* Request *
What follows is a listing. Return every line of it exactly.

# # #

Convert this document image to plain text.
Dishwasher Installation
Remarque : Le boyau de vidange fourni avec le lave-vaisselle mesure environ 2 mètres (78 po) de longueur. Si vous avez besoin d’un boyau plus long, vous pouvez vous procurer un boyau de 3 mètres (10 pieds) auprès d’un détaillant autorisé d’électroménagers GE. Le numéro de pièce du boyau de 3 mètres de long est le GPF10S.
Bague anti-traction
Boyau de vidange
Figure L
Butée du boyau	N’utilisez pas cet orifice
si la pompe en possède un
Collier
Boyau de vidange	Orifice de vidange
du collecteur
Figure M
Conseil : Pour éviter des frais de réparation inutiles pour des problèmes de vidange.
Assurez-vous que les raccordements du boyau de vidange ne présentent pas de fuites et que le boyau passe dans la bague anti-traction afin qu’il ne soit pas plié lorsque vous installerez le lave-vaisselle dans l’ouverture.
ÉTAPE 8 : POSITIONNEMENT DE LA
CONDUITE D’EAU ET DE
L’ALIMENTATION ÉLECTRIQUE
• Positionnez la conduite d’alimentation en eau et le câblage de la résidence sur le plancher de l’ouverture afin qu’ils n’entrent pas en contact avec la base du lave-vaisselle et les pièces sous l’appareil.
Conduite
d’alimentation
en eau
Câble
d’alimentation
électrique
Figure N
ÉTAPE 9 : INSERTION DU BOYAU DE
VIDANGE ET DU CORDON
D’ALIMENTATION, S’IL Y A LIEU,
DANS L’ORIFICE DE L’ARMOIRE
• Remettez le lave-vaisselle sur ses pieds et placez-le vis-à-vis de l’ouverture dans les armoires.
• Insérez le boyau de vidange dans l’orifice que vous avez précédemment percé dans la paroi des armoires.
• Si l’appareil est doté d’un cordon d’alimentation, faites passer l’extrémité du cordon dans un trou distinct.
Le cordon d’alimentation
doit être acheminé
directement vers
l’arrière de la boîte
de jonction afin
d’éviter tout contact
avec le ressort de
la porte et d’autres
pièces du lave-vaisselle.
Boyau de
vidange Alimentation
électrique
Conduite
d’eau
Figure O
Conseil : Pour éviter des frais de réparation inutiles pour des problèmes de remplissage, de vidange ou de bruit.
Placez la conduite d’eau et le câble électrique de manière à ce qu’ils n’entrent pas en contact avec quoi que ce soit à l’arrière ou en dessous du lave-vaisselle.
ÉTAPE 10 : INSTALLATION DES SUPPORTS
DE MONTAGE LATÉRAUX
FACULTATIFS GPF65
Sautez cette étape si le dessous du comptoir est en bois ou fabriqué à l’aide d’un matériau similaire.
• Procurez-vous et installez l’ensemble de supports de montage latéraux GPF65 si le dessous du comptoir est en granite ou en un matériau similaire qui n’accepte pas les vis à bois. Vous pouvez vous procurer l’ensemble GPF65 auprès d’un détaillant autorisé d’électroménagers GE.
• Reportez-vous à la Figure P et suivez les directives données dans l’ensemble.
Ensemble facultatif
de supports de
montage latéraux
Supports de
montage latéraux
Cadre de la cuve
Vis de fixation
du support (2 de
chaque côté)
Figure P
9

# # #

* Full solution *
Convert this document image to plain text.
Dishwasher Installation
Remarque : Le boyau de vidange fourni avec le lave-vaisselle mesure environ 2 mètres (78 po) de longueur. Si vous avez besoin d’un boyau plus long, vous pouvez vous procurer un boyau de 3 mètres (10 pieds) auprès d’un détaillant autorisé d’électroménagers GE. Le numéro de pièce du boyau de 3 mètres de long est le GPF10S.
Bague anti-traction
Boyau de vidange
Figure L
Butée du boyau	N’utilisez pas cet orifice
si la pompe en possède un
Collier
Boyau de vidange	Orifice de vidange
du collecteur
Figure M
Conseil : Pour éviter des frais de réparation inutiles pour des problèmes de vidange.
Assurez-vous que les raccordements du boyau de vidange ne présentent pas de fuites et que le boyau passe dans la bague anti-traction afin qu’il ne soit pas plié lorsque vous installerez le lave-vaisselle dans l’ouverture.
ÉTAPE 8 : POSITIONNEMENT DE LA
CONDUITE D’EAU ET DE
L’ALIMENTATION ÉLECTRIQUE
• Positionnez la conduite d’alimentation en eau et le câblage de la résidence sur le plancher de l’ouverture afin qu’ils n’entrent pas en contact avec la base du lave-vaisselle et les pièces sous l’appareil.
Conduite
d’alimentation
en eau
Câble
d’alimentation
électrique
Figure N
ÉTAPE 9 : INSERTION DU BOYAU DE
VIDANGE ET DU CORDON
D’ALIMENTATION, S’IL Y A LIEU,
DANS L’ORIFICE DE L’ARMOIRE
• Remettez le lave-vaisselle sur ses pieds et placez-le vis-à-vis de l’ouverture dans les armoires.
• Insérez le boyau de vidange dans l’orifice que vous avez précédemment percé dans la paroi des armoires.
• Si l’appareil est doté d’un cordon d’alimentation, faites passer l’extrémité du cordon dans un trou distinct.
Le cordon d’alimentation
doit être acheminé
directement vers
l’arrière de la boîte
de jonction afin
d’éviter tout contact
avec le ressort de
la porte et d’autres
pièces du lave-vaisselle.
Boyau de
vidange Alimentation
électrique
Conduite
d’eau
Figure O
Conseil : Pour éviter des frais de réparation inutiles pour des problèmes de remplissage, de vidange ou de bruit.
Placez la conduite d’eau et le câble électrique de manière à ce qu’ils n’entrent pas en contact avec quoi que ce soit à l’arrière ou en dessous du lave-vaisselle.
ÉTAPE 10 : INSTALLATION DES SUPPORTS
DE MONTAGE LATÉRAUX
FACULTATIFS GPF65
Sautez cette étape si le dessous du comptoir est en bois ou fabriqué à l’aide d’un matériau similaire.
• Procurez-vous et installez l’ensemble de supports de montage latéraux GPF65 si le dessous du comptoir est en granite ou en un matériau similaire qui n’accepte pas les vis à bois. Vous pouvez vous procurer l’ensemble GPF65 auprès d’un détaillant autorisé d’électroménagers GE.
• Reportez-vous à la Figure P et suivez les directives données dans l’ensemble.
Ensemble facultatif
de supports de
montage latéraux
Supports de
montage latéraux
Cadre de la cuve
Vis de fixation
du support (2 de
chaque côté)
Figure P
9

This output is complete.